* [SUPPLIED RECORDS]:
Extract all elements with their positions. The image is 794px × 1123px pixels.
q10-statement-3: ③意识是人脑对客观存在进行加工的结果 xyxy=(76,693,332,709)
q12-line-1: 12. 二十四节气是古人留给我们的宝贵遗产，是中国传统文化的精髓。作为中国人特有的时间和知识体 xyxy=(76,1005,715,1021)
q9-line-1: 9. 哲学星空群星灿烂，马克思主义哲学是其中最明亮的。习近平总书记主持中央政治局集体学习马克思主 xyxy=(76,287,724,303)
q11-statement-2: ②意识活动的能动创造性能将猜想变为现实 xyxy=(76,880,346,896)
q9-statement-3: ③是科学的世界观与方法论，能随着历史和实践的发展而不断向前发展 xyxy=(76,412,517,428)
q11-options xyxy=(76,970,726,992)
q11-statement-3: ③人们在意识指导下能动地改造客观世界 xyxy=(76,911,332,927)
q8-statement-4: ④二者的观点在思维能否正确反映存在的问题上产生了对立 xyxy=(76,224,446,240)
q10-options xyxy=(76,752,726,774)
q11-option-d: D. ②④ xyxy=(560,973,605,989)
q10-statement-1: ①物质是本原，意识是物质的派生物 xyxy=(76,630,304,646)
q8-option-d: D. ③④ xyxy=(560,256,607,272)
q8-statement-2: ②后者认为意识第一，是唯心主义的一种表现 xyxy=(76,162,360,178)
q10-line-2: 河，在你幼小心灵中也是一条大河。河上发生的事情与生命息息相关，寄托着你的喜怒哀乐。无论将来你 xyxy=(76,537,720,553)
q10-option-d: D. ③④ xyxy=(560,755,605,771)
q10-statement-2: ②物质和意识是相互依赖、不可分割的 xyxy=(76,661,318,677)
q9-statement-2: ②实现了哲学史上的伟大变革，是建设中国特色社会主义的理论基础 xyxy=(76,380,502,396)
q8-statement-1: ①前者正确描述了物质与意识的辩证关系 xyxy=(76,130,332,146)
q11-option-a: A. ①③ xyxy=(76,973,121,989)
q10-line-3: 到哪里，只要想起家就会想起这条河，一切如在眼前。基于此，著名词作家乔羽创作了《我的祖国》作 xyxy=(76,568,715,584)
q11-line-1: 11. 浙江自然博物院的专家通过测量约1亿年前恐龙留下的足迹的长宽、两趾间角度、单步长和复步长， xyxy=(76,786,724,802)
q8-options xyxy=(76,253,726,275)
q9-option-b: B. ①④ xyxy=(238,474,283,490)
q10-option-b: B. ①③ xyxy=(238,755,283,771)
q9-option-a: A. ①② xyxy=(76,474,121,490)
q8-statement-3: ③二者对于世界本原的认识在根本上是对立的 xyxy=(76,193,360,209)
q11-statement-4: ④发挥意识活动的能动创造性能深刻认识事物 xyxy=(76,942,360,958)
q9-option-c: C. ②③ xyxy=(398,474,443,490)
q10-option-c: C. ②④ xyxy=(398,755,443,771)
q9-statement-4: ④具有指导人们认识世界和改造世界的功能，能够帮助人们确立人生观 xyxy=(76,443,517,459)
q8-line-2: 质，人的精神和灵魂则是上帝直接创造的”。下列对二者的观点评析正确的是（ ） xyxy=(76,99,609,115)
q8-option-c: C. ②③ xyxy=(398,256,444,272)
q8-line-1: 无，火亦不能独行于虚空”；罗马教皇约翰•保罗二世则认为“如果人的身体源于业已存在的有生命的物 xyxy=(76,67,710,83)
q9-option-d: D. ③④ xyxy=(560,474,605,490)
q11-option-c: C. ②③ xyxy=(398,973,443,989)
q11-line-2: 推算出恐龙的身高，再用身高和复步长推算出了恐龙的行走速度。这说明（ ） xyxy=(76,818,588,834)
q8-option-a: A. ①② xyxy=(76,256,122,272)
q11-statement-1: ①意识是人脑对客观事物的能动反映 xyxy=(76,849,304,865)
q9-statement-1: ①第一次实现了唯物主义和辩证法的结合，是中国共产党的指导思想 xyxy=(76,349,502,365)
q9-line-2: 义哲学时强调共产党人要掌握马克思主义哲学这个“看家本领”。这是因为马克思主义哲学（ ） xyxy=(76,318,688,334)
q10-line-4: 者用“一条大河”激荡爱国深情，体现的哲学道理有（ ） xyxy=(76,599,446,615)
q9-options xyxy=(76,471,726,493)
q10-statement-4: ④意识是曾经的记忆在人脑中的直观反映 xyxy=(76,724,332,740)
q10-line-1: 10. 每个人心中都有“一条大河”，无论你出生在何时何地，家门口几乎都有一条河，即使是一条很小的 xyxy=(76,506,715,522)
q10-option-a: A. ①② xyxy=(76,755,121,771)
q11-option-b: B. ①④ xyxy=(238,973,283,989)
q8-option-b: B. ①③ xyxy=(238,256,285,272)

* [AIM OF THE EXERCISE]:
Copy every one of the lines above word for word.

* [FINISHED TASK]:
Extract all elements with their positions. The image is 794px × 1123px pixels.
q10-statement-3: ③意识是人脑对客观存在进行加工的结果 xyxy=(76,693,332,709)
q12-line-1: 12. 二十四节气是古人留给我们的宝贵遗产，是中国传统文化的精髓。作为中国人特有的时间和知识体 xyxy=(76,1005,715,1021)
q9-line-1: 9. 哲学星空群星灿烂，马克思主义哲学是其中最明亮的。习近平总书记主持中央政治局集体学习马克思主 xyxy=(76,287,724,303)
q11-statement-2: ②意识活动的能动创造性能将猜想变为现实 xyxy=(76,880,346,896)
q9-statement-3: ③是科学的世界观与方法论，能随着历史和实践的发展而不断向前发展 xyxy=(76,412,517,428)
q11-options xyxy=(76,970,726,992)
q11-statement-3: ③人们在意识指导下能动地改造客观世界 xyxy=(76,911,332,927)
q8-statement-4: ④二者的观点在思维能否正确反映存在的问题上产生了对立 xyxy=(76,224,446,240)
q10-options xyxy=(76,752,726,774)
q11-option-d: D. ②④ xyxy=(560,973,605,989)
q10-statement-1: ①物质是本原，意识是物质的派生物 xyxy=(76,630,304,646)
q8-option-d: D. ③④ xyxy=(560,256,607,272)
q8-statement-2: ②后者认为意识第一，是唯心主义的一种表现 xyxy=(76,162,360,178)
q10-line-2: 河，在你幼小心灵中也是一条大河。河上发生的事情与生命息息相关，寄托着你的喜怒哀乐。无论将来你 xyxy=(76,537,720,553)
q10-option-d: D. ③④ xyxy=(560,755,605,771)
q10-statement-2: ②物质和意识是相互依赖、不可分割的 xyxy=(76,661,318,677)
q9-statement-2: ②实现了哲学史上的伟大变革，是建设中国特色社会主义的理论基础 xyxy=(76,380,502,396)
q8-statement-1: ①前者正确描述了物质与意识的辩证关系 xyxy=(76,130,332,146)
q11-option-a: A. ①③ xyxy=(76,973,121,989)
q10-line-3: 到哪里，只要想起家就会想起这条河，一切如在眼前。基于此，著名词作家乔羽创作了《我的祖国》作 xyxy=(76,568,715,584)
q11-line-1: 11. 浙江自然博物院的专家通过测量约1亿年前恐龙留下的足迹的长宽、两趾间角度、单步长和复步长， xyxy=(76,786,724,802)
q8-options xyxy=(76,253,726,275)
q9-option-b: B. ①④ xyxy=(238,474,283,490)
q10-option-b: B. ①③ xyxy=(238,755,283,771)
q9-option-a: A. ①② xyxy=(76,474,121,490)
q8-statement-3: ③二者对于世界本原的认识在根本上是对立的 xyxy=(76,193,360,209)
q11-statement-4: ④发挥意识活动的能动创造性能深刻认识事物 xyxy=(76,942,360,958)
q9-option-c: C. ②③ xyxy=(398,474,443,490)
q10-option-c: C. ②④ xyxy=(398,755,443,771)
q9-statement-4: ④具有指导人们认识世界和改造世界的功能，能够帮助人们确立人生观 xyxy=(76,443,517,459)
q8-line-2: 质，人的精神和灵魂则是上帝直接创造的”。下列对二者的观点评析正确的是（ ） xyxy=(76,99,609,115)
q8-option-c: C. ②③ xyxy=(398,256,444,272)
q8-line-1: 无，火亦不能独行于虚空”；罗马教皇约翰•保罗二世则认为“如果人的身体源于业已存在的有生命的物 xyxy=(76,67,710,83)
q9-option-d: D. ③④ xyxy=(560,474,605,490)
q11-option-c: C. ②③ xyxy=(398,973,443,989)
q11-line-2: 推算出恐龙的身高，再用身高和复步长推算出了恐龙的行走速度。这说明（ ） xyxy=(76,818,588,834)
q8-option-a: A. ①② xyxy=(76,256,122,272)
q11-statement-1: ①意识是人脑对客观事物的能动反映 xyxy=(76,849,304,865)
q9-statement-1: ①第一次实现了唯物主义和辩证法的结合，是中国共产党的指导思想 xyxy=(76,349,502,365)
q9-line-2: 义哲学时强调共产党人要掌握马克思主义哲学这个“看家本领”。这是因为马克思主义哲学（ ） xyxy=(76,318,688,334)
q10-line-4: 者用“一条大河”激荡爱国深情，体现的哲学道理有（ ） xyxy=(76,599,446,615)
q9-options xyxy=(76,471,726,493)
q10-statement-4: ④意识是曾经的记忆在人脑中的直观反映 xyxy=(76,724,332,740)
q10-line-1: 10. 每个人心中都有“一条大河”，无论你出生在何时何地，家门口几乎都有一条河，即使是一条很小的 xyxy=(76,506,715,522)
q10-option-a: A. ①② xyxy=(76,755,121,771)
q11-option-b: B. ①④ xyxy=(238,973,283,989)
q8-option-b: B. ①③ xyxy=(238,256,285,272)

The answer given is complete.